* **Task instructions**
Copy every record word for word.

# # # # #

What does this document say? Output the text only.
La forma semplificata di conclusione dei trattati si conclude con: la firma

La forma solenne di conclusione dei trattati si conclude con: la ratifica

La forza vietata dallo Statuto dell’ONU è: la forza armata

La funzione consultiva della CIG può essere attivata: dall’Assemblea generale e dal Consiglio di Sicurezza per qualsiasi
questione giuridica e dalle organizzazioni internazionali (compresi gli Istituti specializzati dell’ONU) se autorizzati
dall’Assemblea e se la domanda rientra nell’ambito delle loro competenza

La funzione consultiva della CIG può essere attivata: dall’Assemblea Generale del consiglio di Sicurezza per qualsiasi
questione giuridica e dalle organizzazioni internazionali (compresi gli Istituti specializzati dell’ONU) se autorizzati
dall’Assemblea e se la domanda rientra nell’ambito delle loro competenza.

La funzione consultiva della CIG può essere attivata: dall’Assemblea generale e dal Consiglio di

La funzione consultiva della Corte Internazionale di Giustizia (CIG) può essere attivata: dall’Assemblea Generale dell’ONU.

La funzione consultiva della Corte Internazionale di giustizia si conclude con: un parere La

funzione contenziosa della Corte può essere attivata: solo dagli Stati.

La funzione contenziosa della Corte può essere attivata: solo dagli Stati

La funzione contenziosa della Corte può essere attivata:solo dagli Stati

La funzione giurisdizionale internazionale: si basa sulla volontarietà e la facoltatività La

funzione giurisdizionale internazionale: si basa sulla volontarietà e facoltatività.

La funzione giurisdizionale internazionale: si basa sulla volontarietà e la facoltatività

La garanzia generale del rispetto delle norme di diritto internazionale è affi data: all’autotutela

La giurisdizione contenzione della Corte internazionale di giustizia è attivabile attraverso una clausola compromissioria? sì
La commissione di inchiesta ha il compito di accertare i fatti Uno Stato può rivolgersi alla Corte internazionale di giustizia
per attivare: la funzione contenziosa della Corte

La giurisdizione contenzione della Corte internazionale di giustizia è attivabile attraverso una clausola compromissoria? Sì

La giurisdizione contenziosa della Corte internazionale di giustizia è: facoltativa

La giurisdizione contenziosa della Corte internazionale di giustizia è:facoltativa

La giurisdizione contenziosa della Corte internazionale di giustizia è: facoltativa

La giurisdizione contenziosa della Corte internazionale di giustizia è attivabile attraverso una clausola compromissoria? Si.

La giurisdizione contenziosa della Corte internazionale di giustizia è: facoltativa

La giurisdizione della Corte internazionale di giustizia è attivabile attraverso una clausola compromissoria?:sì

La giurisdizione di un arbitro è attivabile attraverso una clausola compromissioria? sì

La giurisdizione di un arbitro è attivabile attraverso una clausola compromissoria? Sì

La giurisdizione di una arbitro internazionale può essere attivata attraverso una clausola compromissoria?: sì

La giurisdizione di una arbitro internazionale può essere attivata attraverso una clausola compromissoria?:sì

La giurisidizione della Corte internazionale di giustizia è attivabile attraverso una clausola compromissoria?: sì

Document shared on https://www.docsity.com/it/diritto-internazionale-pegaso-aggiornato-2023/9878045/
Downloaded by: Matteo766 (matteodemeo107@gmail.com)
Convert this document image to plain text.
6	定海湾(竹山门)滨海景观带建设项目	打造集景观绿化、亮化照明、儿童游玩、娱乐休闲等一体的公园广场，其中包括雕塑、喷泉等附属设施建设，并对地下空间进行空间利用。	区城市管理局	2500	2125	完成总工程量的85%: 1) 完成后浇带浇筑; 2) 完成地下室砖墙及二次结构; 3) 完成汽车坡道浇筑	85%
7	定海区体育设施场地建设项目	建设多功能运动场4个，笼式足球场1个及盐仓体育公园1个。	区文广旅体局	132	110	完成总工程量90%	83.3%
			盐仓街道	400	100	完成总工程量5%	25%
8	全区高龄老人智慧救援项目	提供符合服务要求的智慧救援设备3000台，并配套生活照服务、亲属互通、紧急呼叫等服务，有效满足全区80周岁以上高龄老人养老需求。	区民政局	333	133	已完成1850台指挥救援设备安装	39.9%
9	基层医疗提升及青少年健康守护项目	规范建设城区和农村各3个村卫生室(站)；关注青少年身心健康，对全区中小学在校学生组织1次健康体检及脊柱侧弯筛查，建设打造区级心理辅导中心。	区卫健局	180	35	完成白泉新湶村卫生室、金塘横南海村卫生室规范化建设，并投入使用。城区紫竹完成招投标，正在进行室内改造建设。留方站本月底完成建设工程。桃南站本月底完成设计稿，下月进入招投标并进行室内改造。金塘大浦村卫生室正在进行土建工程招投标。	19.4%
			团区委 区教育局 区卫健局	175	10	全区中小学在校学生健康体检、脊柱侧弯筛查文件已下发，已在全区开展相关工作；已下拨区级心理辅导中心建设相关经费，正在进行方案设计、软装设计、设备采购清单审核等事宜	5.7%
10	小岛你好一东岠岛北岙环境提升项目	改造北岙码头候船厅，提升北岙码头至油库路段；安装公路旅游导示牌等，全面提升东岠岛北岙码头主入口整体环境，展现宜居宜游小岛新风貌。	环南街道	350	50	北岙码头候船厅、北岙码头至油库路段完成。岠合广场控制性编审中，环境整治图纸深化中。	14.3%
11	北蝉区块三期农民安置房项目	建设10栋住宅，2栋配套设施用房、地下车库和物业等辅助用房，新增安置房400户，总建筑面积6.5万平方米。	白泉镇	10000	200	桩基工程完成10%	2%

# # # # #

* **Exercise output**
What does this document say? Output the text only.
La forma semplificata di conclusione dei trattati si conclude con: la firma

La forma solenne di conclusione dei trattati si conclude con: la ratifica

La forza vietata dallo Statuto dell’ONU è: la forza armata

La funzione consultiva della CIG può essere attivata: dall’Assemblea generale e dal Consiglio di Sicurezza per qualsiasi
questione giuridica e dalle organizzazioni internazionali (compresi gli Istituti specializzati dell’ONU) se autorizzati
dall’Assemblea e se la domanda rientra nell’ambito delle loro competenza

La funzione consultiva della CIG può essere attivata: dall’Assemblea Generale del consiglio di Sicurezza per qualsiasi
questione giuridica e dalle organizzazioni internazionali (compresi gli Istituti specializzati dell’ONU) se autorizzati
dall’Assemblea e se la domanda rientra nell’ambito delle loro competenza.

La funzione consultiva della CIG può essere attivata: dall’Assemblea generale e dal Consiglio di

La funzione consultiva della Corte Internazionale di Giustizia (CIG) può essere attivata: dall’Assemblea Generale dell’ONU.

La funzione consultiva della Corte Internazionale di giustizia si conclude con: un parere La

funzione contenziosa della Corte può essere attivata: solo dagli Stati.

La funzione contenziosa della Corte può essere attivata: solo dagli Stati

La funzione contenziosa della Corte può essere attivata:solo dagli Stati

La funzione giurisdizionale internazionale: si basa sulla volontarietà e la facoltatività La

funzione giurisdizionale internazionale: si basa sulla volontarietà e facoltatività.

La funzione giurisdizionale internazionale: si basa sulla volontarietà e la facoltatività

La garanzia generale del rispetto delle norme di diritto internazionale è affi data: all’autotutela

La giurisdizione contenzione della Corte internazionale di giustizia è attivabile attraverso una clausola compromissioria? sì
La commissione di inchiesta ha il compito di accertare i fatti Uno Stato può rivolgersi alla Corte internazionale di giustizia
per attivare: la funzione contenziosa della Corte

La giurisdizione contenzione della Corte internazionale di giustizia è attivabile attraverso una clausola compromissoria? Sì

La giurisdizione contenziosa della Corte internazionale di giustizia è: facoltativa

La giurisdizione contenziosa della Corte internazionale di giustizia è:facoltativa

La giurisdizione contenziosa della Corte internazionale di giustizia è: facoltativa

La giurisdizione contenziosa della Corte internazionale di giustizia è attivabile attraverso una clausola compromissoria? Si.

La giurisdizione contenziosa della Corte internazionale di giustizia è: facoltativa

La giurisdizione della Corte internazionale di giustizia è attivabile attraverso una clausola compromissoria?:sì

La giurisdizione di un arbitro è attivabile attraverso una clausola compromissioria? sì

La giurisdizione di un arbitro è attivabile attraverso una clausola compromissoria? Sì

La giurisdizione di una arbitro internazionale può essere attivata attraverso una clausola compromissoria?: sì

La giurisdizione di una arbitro internazionale può essere attivata attraverso una clausola compromissoria?:sì

La giurisidizione della Corte internazionale di giustizia è attivabile attraverso una clausola compromissoria?: sì

Document shared on https://www.docsity.com/it/diritto-internazionale-pegaso-aggiornato-2023/9878045/
Downloaded by: Matteo766 (matteodemeo107@gmail.com)
Convert this document image to plain text.
6	定海湾(竹山门)滨海景观带建设项目	打造集景观绿化、亮化照明、儿童游玩、娱乐休闲等一体的公园广场，其中包括雕塑、喷泉等附属设施建设，并对地下空间进行空间利用。	区城市管理局	2500	2125	完成总工程量的85%: 1) 完成后浇带浇筑; 2) 完成地下室砖墙及二次结构; 3) 完成汽车坡道浇筑	85%
7	定海区体育设施场地建设项目	建设多功能运动场4个，笼式足球场1个及盐仓体育公园1个。	区文广旅体局	132	110	完成总工程量90%	83.3%
			盐仓街道	400	100	完成总工程量5%	25%
8	全区高龄老人智慧救援项目	提供符合服务要求的智慧救援设备3000台，并配套生活照服务、亲属互通、紧急呼叫等服务，有效满足全区80周岁以上高龄老人养老需求。	区民政局	333	133	已完成1850台指挥救援设备安装	39.9%
9	基层医疗提升及青少年健康守护项目	规范建设城区和农村各3个村卫生室(站)；关注青少年身心健康，对全区中小学在校学生组织1次健康体检及脊柱侧弯筛查，建设打造区级心理辅导中心。	区卫健局	180	35	完成白泉新湶村卫生室、金塘横南海村卫生室规范化建设，并投入使用。城区紫竹完成招投标，正在进行室内改造建设。留方站本月底完成建设工程。桃南站本月底完成设计稿，下月进入招投标并进行室内改造。金塘大浦村卫生室正在进行土建工程招投标。	19.4%
			团区委 区教育局 区卫健局	175	10	全区中小学在校学生健康体检、脊柱侧弯筛查文件已下发，已在全区开展相关工作；已下拨区级心理辅导中心建设相关经费，正在进行方案设计、软装设计、设备采购清单审核等事宜	5.7%
10	小岛你好一东岠岛北岙环境提升项目	改造北岙码头候船厅，提升北岙码头至油库路段；安装公路旅游导示牌等，全面提升东岠岛北岙码头主入口整体环境，展现宜居宜游小岛新风貌。	环南街道	350	50	北岙码头候船厅、北岙码头至油库路段完成。岠合广场控制性编审中，环境整治图纸深化中。	14.3%
11	北蝉区块三期农民安置房项目	建设10栋住宅，2栋配套设施用房、地下车库和物业等辅助用房，新增安置房400户，总建筑面积6.5万平方米。	白泉镇	10000	200	桩基工程完成10%	2%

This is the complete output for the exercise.